*RECORD LIST*:
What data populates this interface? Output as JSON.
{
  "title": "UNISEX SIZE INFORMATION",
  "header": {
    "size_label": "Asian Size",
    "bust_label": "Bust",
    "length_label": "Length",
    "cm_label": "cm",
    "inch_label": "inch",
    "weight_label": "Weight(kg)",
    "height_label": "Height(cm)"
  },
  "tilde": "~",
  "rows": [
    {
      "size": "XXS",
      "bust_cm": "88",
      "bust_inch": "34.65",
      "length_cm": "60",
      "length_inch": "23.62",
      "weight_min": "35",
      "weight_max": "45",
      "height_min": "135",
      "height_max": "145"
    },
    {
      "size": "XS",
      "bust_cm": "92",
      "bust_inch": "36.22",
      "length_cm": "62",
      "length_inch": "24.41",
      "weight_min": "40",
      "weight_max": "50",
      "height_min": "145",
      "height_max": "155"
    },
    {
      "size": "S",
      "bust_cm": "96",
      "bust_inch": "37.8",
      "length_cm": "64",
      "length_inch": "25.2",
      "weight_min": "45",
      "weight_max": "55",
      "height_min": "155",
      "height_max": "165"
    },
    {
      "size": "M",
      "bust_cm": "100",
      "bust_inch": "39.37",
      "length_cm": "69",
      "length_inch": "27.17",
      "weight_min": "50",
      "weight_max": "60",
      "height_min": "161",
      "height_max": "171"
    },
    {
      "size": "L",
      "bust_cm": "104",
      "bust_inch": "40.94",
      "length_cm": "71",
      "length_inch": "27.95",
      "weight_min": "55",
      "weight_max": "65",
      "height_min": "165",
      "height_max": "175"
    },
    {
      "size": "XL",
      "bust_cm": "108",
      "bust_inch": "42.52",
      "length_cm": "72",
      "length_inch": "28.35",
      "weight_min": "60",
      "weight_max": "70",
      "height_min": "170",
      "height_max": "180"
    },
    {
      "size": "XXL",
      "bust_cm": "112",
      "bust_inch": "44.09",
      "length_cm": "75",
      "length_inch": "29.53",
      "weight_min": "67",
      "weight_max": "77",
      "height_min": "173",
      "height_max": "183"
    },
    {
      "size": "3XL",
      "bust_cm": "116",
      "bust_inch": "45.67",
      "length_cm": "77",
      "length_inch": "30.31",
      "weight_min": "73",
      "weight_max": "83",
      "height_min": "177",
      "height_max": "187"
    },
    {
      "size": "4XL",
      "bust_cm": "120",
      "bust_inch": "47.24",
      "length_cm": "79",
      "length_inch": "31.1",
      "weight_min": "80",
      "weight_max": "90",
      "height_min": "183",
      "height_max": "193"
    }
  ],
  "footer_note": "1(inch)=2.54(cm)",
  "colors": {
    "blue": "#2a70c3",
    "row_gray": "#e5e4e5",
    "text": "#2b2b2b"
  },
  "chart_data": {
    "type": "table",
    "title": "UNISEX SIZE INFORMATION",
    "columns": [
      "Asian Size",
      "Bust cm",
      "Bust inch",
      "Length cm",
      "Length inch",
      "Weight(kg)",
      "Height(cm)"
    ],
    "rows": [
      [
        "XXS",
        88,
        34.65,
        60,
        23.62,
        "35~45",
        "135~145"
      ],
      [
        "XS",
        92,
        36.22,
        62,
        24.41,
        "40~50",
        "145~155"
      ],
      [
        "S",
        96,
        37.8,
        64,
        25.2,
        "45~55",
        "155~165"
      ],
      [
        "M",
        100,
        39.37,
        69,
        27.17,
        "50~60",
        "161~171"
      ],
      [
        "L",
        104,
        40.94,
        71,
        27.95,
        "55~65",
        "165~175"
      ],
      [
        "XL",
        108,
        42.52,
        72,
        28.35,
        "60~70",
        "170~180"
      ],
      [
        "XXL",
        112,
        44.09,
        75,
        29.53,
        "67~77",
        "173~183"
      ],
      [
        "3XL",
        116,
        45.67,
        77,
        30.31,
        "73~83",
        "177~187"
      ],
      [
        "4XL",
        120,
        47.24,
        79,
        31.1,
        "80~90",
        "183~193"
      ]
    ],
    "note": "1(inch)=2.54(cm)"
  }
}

*WHAT TO WORK ON*: Find and copy every line in the entries above where the string "title" occurs.

*EXPECTED ANSWER*:
  "title": "UNISEX SIZE INFORMATION",
    "title": "UNISEX SIZE INFORMATION",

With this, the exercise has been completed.